[Records from a dataset]
--- Start ---

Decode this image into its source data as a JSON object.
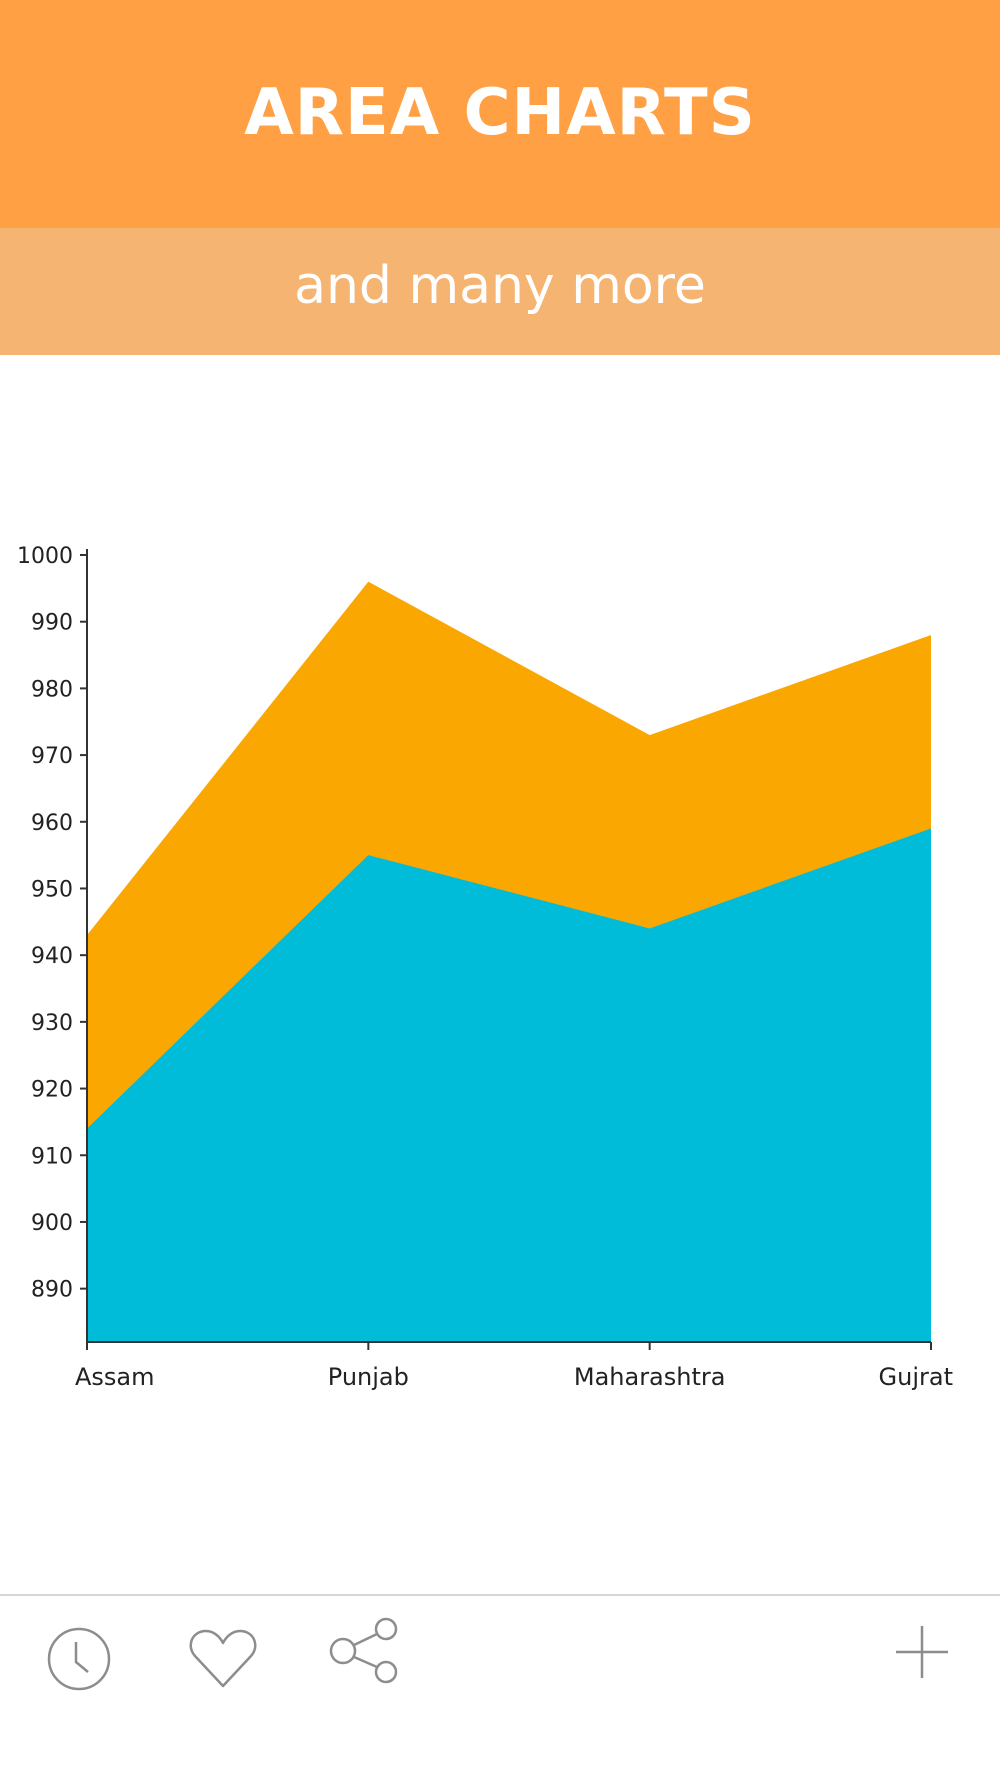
{
  "header": {
    "title": "AREA CHARTS"
  },
  "subheader": {
    "text": "and many more"
  },
  "colors": {
    "header_bg": "#ffa045",
    "subheader_bg": "#f5b472",
    "series_top": "#fba702",
    "series_bottom": "#00bcd9",
    "axis": "#333333",
    "icon": "#8d8d8d"
  },
  "toolbar": {
    "icons": [
      "clock-icon",
      "heart-icon",
      "share-icon",
      "plus-icon"
    ]
  },
  "chart_data": {
    "type": "area",
    "categories": [
      "Assam",
      "Punjab",
      "Maharashtra",
      "Gujrat"
    ],
    "series": [
      {
        "values": [
          914,
          955,
          944,
          959
        ]
      },
      {
        "values": [
          943,
          996,
          973,
          988
        ]
      }
    ],
    "ylim": [
      882,
      1000
    ],
    "yticks": [
      890,
      900,
      910,
      920,
      930,
      940,
      950,
      960,
      970,
      980,
      990,
      1000
    ],
    "grid": false
  }
}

--- End ---

Required task: Give an exact reproduction of every line, leaving out any picture.

Solution:
Decode this image into its source data as a JSON object.
{
  "header": {
    "title": "AREA CHARTS"
  },
  "subheader": {
    "text": "and many more"
  },
  "colors": {
    "header_bg": "#ffa045",
    "subheader_bg": "#f5b472",
    "series_top": "#fba702",
    "series_bottom": "#00bcd9",
    "axis": "#333333",
    "icon": "#8d8d8d"
  },
  "toolbar": {
    "icons": [
      "clock-icon",
      "heart-icon",
      "share-icon",
      "plus-icon"
    ]
  },
  "chart_data": {
    "type": "area",
    "categories": [
      "Assam",
      "Punjab",
      "Maharashtra",
      "Gujrat"
    ],
    "series": [
      {
        "values": [
          914,
          955,
          944,
          959
        ]
      },
      {
        "values": [
          943,
          996,
          973,
          988
        ]
      }
    ],
    "ylim": [
      882,
      1000
    ],
    "yticks": [
      890,
      900,
      910,
      920,
      930,
      940,
      950,
      960,
      970,
      980,
      990,
      1000
    ],
    "grid": false
  }
}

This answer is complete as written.